EXERCISE DIRECTIONS: Give only the number of lines in these records that contain the word "Polymarket".

#####

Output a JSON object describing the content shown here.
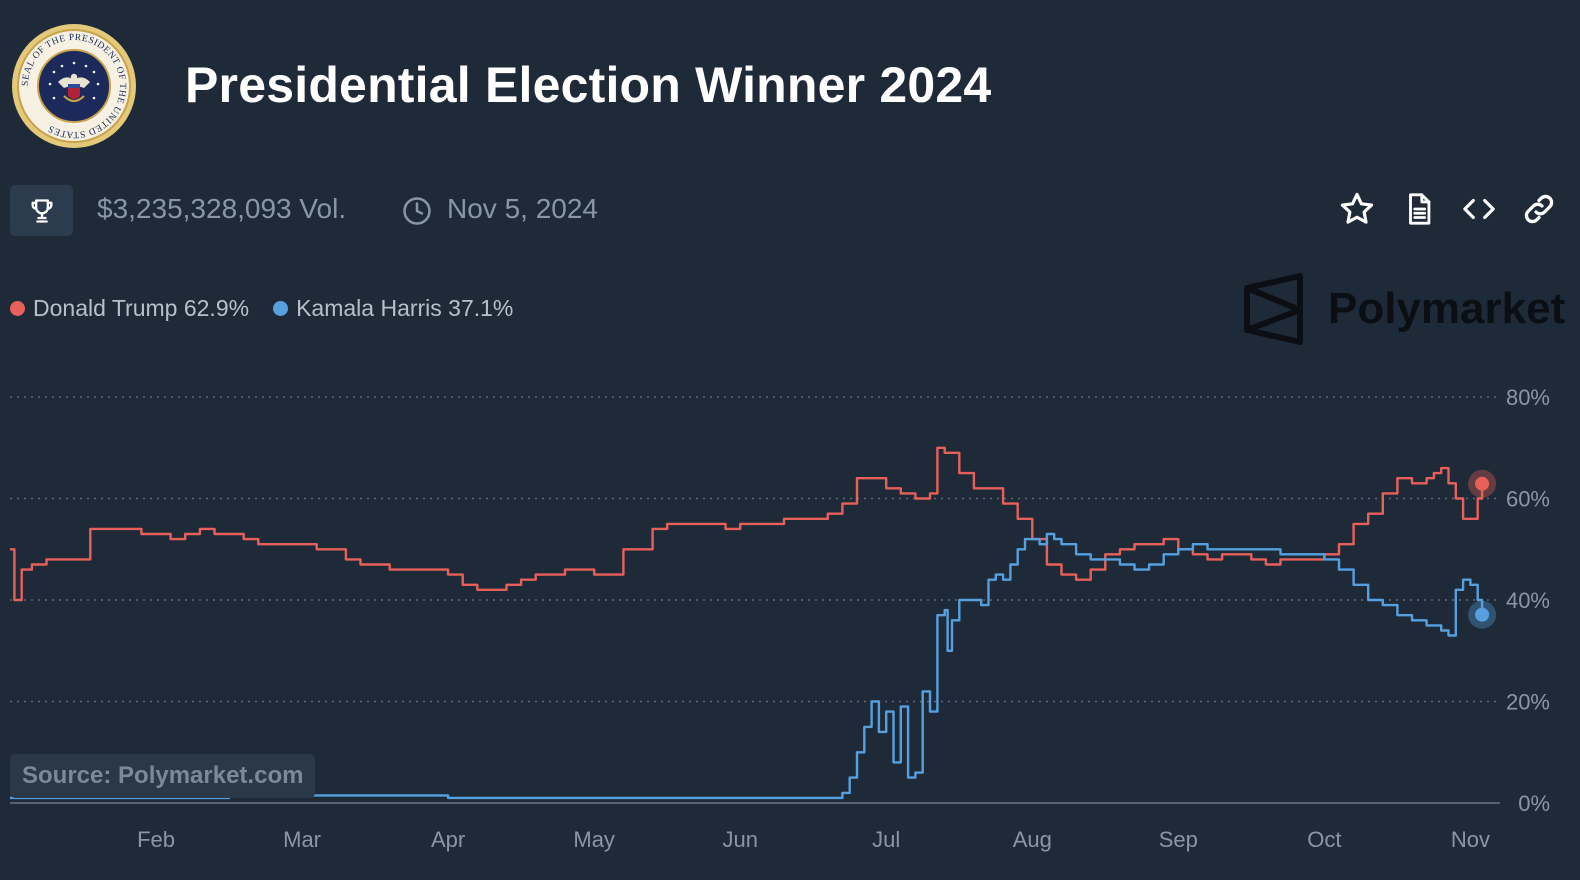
{
  "header": {
    "title": "Presidential Election Winner 2024",
    "seal_text": "SEAL OF THE PRESIDENT OF THE UNITED STATES",
    "volume": "$3,235,328,093 Vol.",
    "end_date": "Nov 5, 2024"
  },
  "icons": {
    "trophy": "trophy-icon",
    "clock": "clock-icon",
    "star": "star-icon",
    "document": "document-icon",
    "embed": "code-icon",
    "link": "link-icon"
  },
  "legend": [
    {
      "label": "Donald Trump 62.9%",
      "color": "#e8605a"
    },
    {
      "label": "Kamala Harris 37.1%",
      "color": "#56a0e0"
    }
  ],
  "brand": {
    "name": "Polymarket"
  },
  "source": "Source: Polymarket.com",
  "chart_data": {
    "type": "line",
    "title": "Presidential Election Winner 2024",
    "xlabel": "",
    "ylabel": "",
    "x_range": [
      0,
      10.1
    ],
    "ylim": [
      0,
      80
    ],
    "yticks": [
      0,
      20,
      40,
      60,
      80
    ],
    "ytick_labels": [
      "0%",
      "20%",
      "40%",
      "60%",
      "80%"
    ],
    "xtick_positions": [
      1,
      2,
      3,
      4,
      5,
      6,
      7,
      8,
      9,
      10
    ],
    "xtick_labels": [
      "Feb",
      "Mar",
      "Apr",
      "May",
      "Jun",
      "Jul",
      "Aug",
      "Sep",
      "Oct",
      "Nov"
    ],
    "grid": true,
    "series": [
      {
        "name": "Donald Trump",
        "color": "#e8605a",
        "final_value": 62.9,
        "x": [
          0,
          0.03,
          0.08,
          0.15,
          0.25,
          0.35,
          0.45,
          0.55,
          0.6,
          0.65,
          0.7,
          0.8,
          0.9,
          1.0,
          1.1,
          1.2,
          1.3,
          1.4,
          1.5,
          1.6,
          1.7,
          1.8,
          1.9,
          2.0,
          2.1,
          2.2,
          2.3,
          2.4,
          2.6,
          2.8,
          3.0,
          3.1,
          3.2,
          3.4,
          3.5,
          3.6,
          3.8,
          4.0,
          4.2,
          4.4,
          4.5,
          4.6,
          4.8,
          4.9,
          5.0,
          5.1,
          5.3,
          5.5,
          5.6,
          5.7,
          5.8,
          5.9,
          6.0,
          6.1,
          6.2,
          6.3,
          6.35,
          6.4,
          6.5,
          6.6,
          6.7,
          6.8,
          6.9,
          7.0,
          7.1,
          7.2,
          7.3,
          7.4,
          7.5,
          7.6,
          7.7,
          7.8,
          7.9,
          8.0,
          8.1,
          8.2,
          8.3,
          8.4,
          8.5,
          8.6,
          8.7,
          8.8,
          8.9,
          9.0,
          9.1,
          9.2,
          9.3,
          9.4,
          9.5,
          9.6,
          9.7,
          9.75,
          9.8,
          9.85,
          9.9,
          9.95,
          10.0,
          10.05,
          10.08
        ],
        "values": [
          50,
          40,
          46,
          47,
          48,
          48,
          48,
          54,
          54,
          54,
          54,
          54,
          53,
          53,
          52,
          53,
          54,
          53,
          53,
          52,
          51,
          51,
          51,
          51,
          50,
          50,
          48,
          47,
          46,
          46,
          45,
          43,
          42,
          43,
          44,
          45,
          46,
          45,
          50,
          54,
          55,
          55,
          55,
          54,
          55,
          55,
          56,
          56,
          57,
          59,
          64,
          64,
          62,
          61,
          60,
          61,
          70,
          69,
          65,
          62,
          62,
          59,
          56,
          52,
          47,
          45,
          44,
          46,
          49,
          50,
          51,
          51,
          52,
          50,
          49,
          48,
          49,
          49,
          48,
          47,
          48,
          48,
          48,
          49,
          51,
          55,
          57,
          61,
          64,
          63,
          64,
          65,
          66,
          63,
          60,
          56,
          56,
          60,
          62.9
        ]
      },
      {
        "name": "Kamala Harris",
        "color": "#56a0e0",
        "final_value": 37.1,
        "x": [
          0,
          0.5,
          1.0,
          1.5,
          2.0,
          2.5,
          3.0,
          3.5,
          4.0,
          4.5,
          5.0,
          5.4,
          5.6,
          5.7,
          5.75,
          5.8,
          5.85,
          5.9,
          5.95,
          6.0,
          6.05,
          6.1,
          6.15,
          6.2,
          6.25,
          6.3,
          6.35,
          6.4,
          6.42,
          6.45,
          6.5,
          6.55,
          6.6,
          6.65,
          6.7,
          6.75,
          6.8,
          6.85,
          6.9,
          6.95,
          7.0,
          7.05,
          7.1,
          7.15,
          7.2,
          7.3,
          7.4,
          7.5,
          7.6,
          7.7,
          7.8,
          7.9,
          8.0,
          8.1,
          8.2,
          8.3,
          8.4,
          8.5,
          8.6,
          8.7,
          8.8,
          8.9,
          9.0,
          9.1,
          9.2,
          9.3,
          9.4,
          9.5,
          9.6,
          9.7,
          9.8,
          9.85,
          9.9,
          9.95,
          10.0,
          10.05,
          10.08
        ],
        "values": [
          1,
          1,
          1,
          1.5,
          1.5,
          1.5,
          1,
          1,
          1,
          1,
          1,
          1,
          1,
          2,
          5,
          10,
          15,
          20,
          14,
          18,
          8,
          19,
          5,
          6,
          22,
          18,
          37,
          38,
          30,
          36,
          40,
          40,
          40,
          39,
          44,
          45,
          44,
          47,
          50,
          52,
          52,
          51,
          53,
          52,
          51,
          49,
          48,
          48,
          47,
          46,
          47,
          49,
          50,
          51,
          50,
          50,
          50,
          50,
          50,
          49,
          49,
          49,
          48,
          46,
          43,
          40,
          39,
          37,
          36,
          35,
          34,
          33,
          42,
          44,
          43,
          40,
          37.1
        ]
      }
    ]
  }
}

#####

RESPONSE BELOW: 2